**Goal:**
Look through the material below for "完成学习任务". Copy every line that contains it.

**Excerpted data:**
>> Start
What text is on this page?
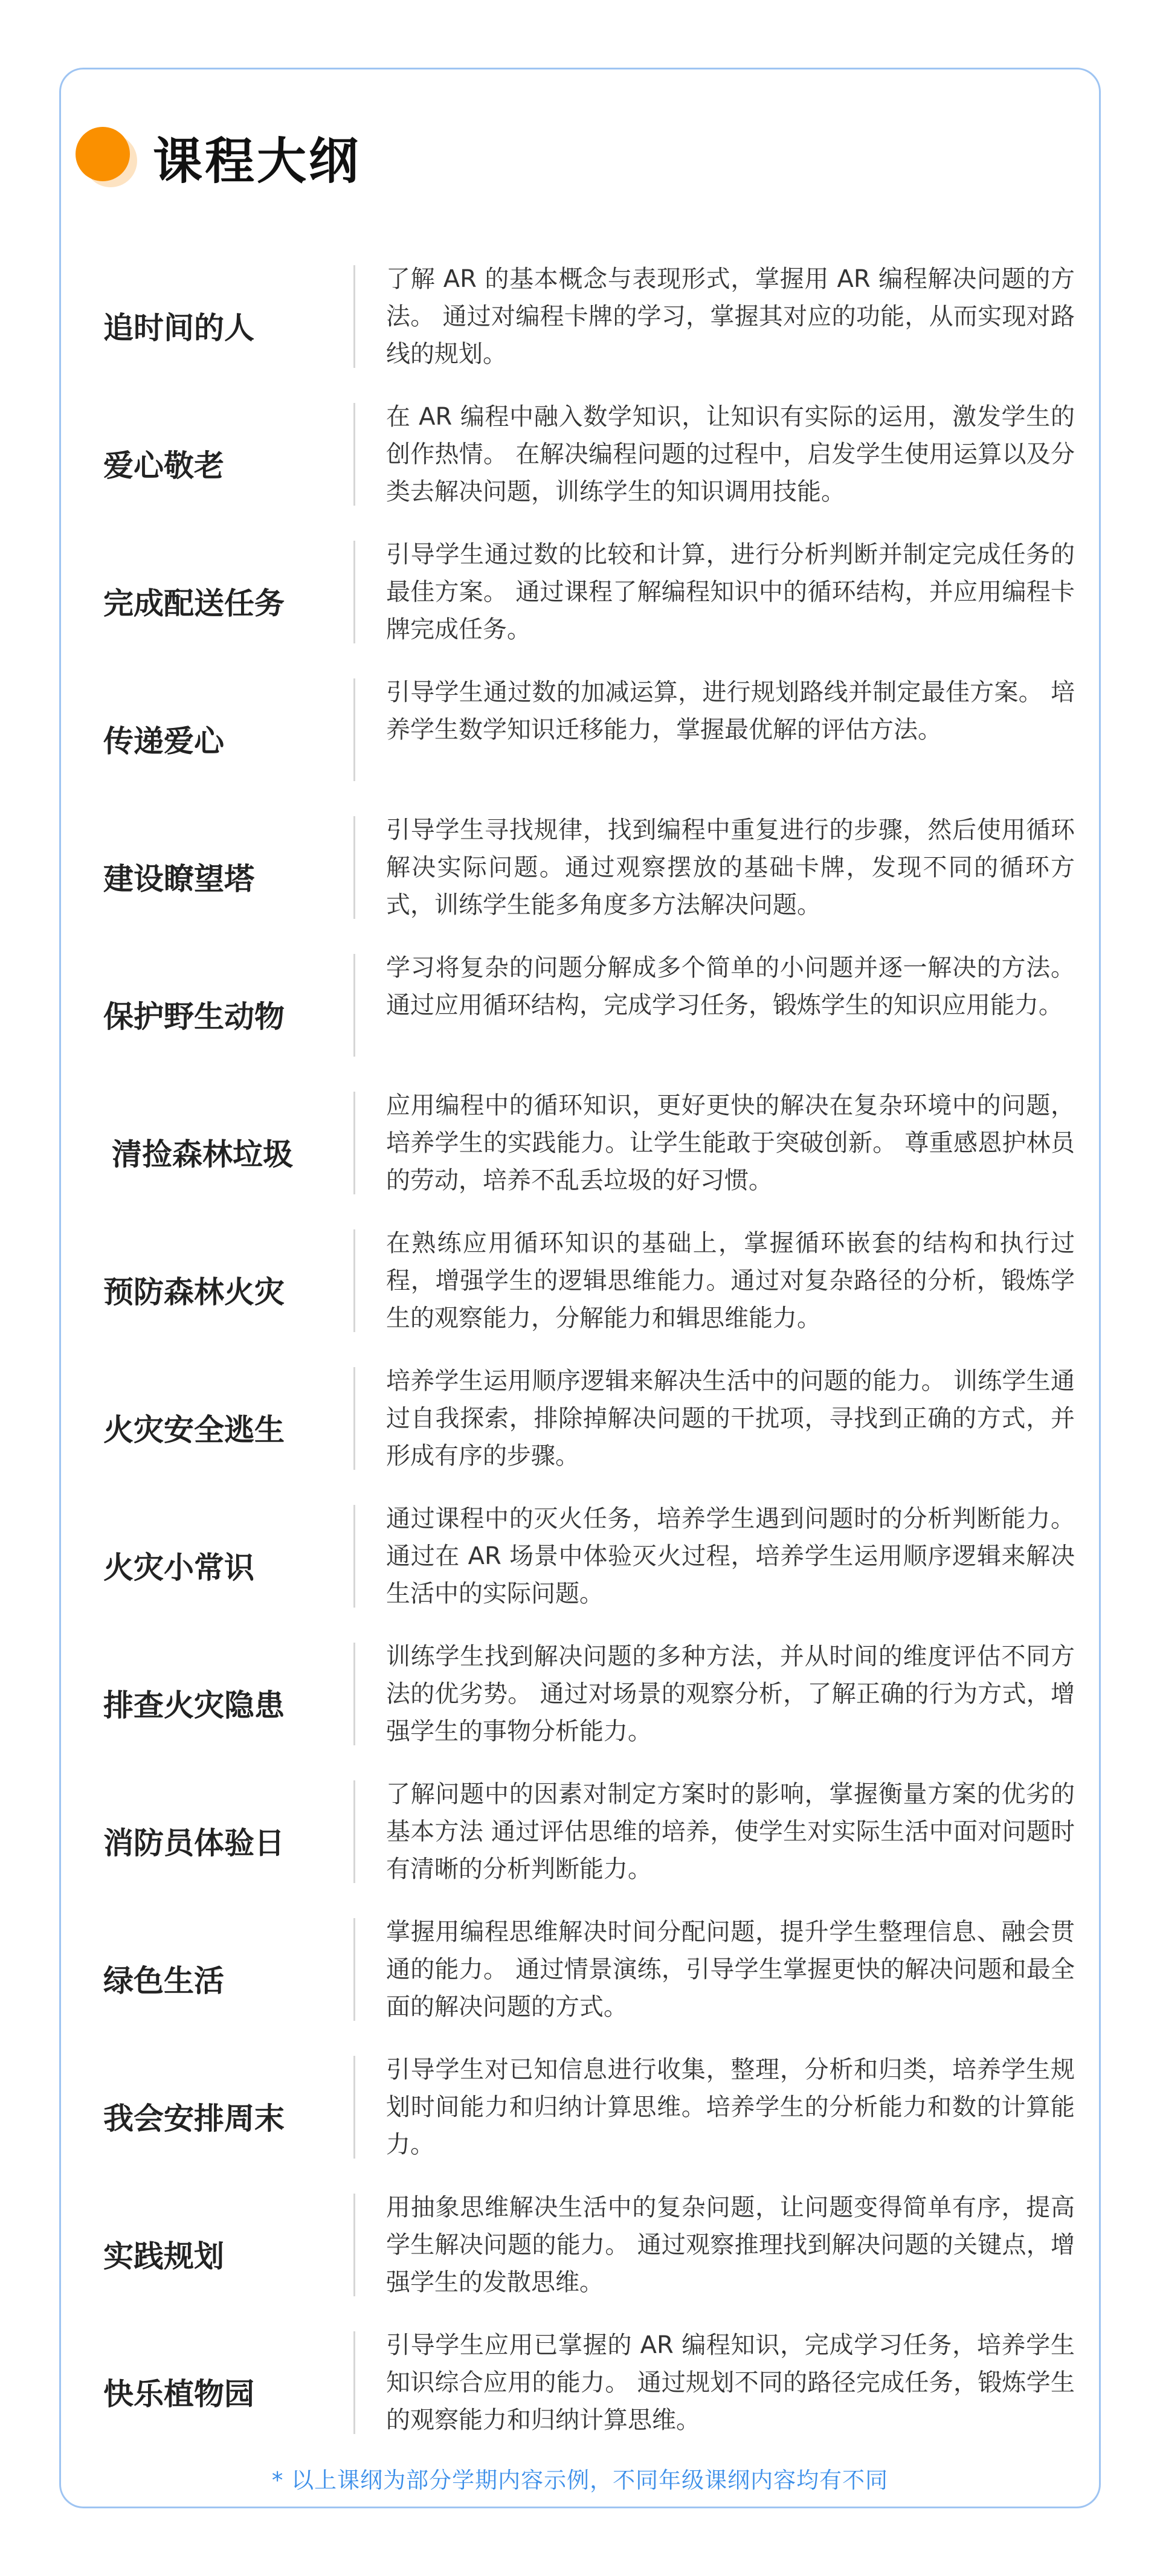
课程大纲
追时间的人
了解 AR 的基本概念与表现形式，掌握用 AR 编程解决问题的方法。 通过对编程卡牌的学习，掌握其对应的功能，从而实现对路线的规划。
爱心敬老
在 AR 编程中融入数学知识，让知识有实际的运用，激发学生的创作热情。 在解决编程问题的过程中，启发学生使用运算以及分类去解决问题，训练学生的知识调用技能。
完成配送任务
引导学生通过数的比较和计算，进行分析判断并制定完成任务的最佳方案。 通过课程了解编程知识中的循环结构，并应用编程卡牌完成任务。
传递爱心
引导学生通过数的加减运算，进行规划路线并制定最佳方案。 培养学生数学知识迁移能力，掌握最优解的评估方法。
建设瞭望塔
引导学生寻找规律，找到编程中重复进行的步骤，然后使用循环解决实际问题。通过观察摆放的基础卡牌，发现不同的循环方式，训练学生能多角度多方法解决问题。
保护野生动物
学习将复杂的问题分解成多个简单的小问题并逐一解决的方法。 通过应用循环结构，完成学习任务，锻炼学生的知识应用能力。
清捡森林垃圾
应用编程中的循环知识，更好更快的解决在复杂环境中的问题，培养学生的实践能力。让学生能敢于突破创新。 尊重感恩护林员的劳动，培养不乱丢垃圾的好习惯。
预防森林火灾
在熟练应用循环知识的基础上，掌握循环嵌套的结构和执行过程，增强学生的逻辑思维能力。通过对复杂路径的分析，锻炼学生的观察能力，分解能力和辑思维能力。
火灾安全逃生
培养学生运用顺序逻辑来解决生活中的问题的能力。 训练学生通过自我探索，排除掉解决问题的干扰项，寻找到正确的方式，并形成有序的步骤。
火灾小常识
通过课程中的灭火任务，培养学生遇到问题时的分析判断能力。通过在 AR 场景中体验灭火过程，培养学生运用顺序逻辑来解决生活中的实际问题。
排查火灾隐患
训练学生找到解决问题的多种方法，并从时间的维度评估不同方法的优劣势。 通过对场景的观察分析，了解正确的行为方式，增强学生的事物分析能力。
消防员体验日
了解问题中的因素对制定方案时的影响，掌握衡量方案的优劣的基本方法 通过评估思维的培养，使学生对实际生活中面对问题时有清晰的分析判断能力。
绿色生活
掌握用编程思维解决时间分配问题，提升学生整理信息、融会贯通的能力。 通过情景演练，引导学生掌握更快的解决问题和最全面的解决问题的方式。
我会安排周末
引导学生对已知信息进行收集，整理，分析和归类，培养学生规划时间能力和归纳计算思维。培养学生的分析能力和数的计算能力。
实践规划
用抽象思维解决生活中的复杂问题，让问题变得简单有序，提高学生解决问题的能力。 通过观察推理找到解决问题的关键点，增强学生的发散思维。
快乐植物园
引导学生应用已掌握的 AR 编程知识，完成学习任务，培养学生知识综合应用的能力。 通过规划不同的路径完成任务，锻炼学生的观察能力和归纳计算思维。
* 以上课纲为部分学期内容示例，不同年级课纲内容均有不同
>> End
**Response to this exercise:**
学习将复杂的问题分解成多个简单的小问题并逐一解决的方法。 通过应用循环结构，完成学习任务，锻炼学生的知识应用能力。
引导学生应用已掌握的 AR 编程知识，完成学习任务，培养学生知识综合应用的能力。 通过规划不同的路径完成任务，锻炼学生的观察能力和归纳计算思维。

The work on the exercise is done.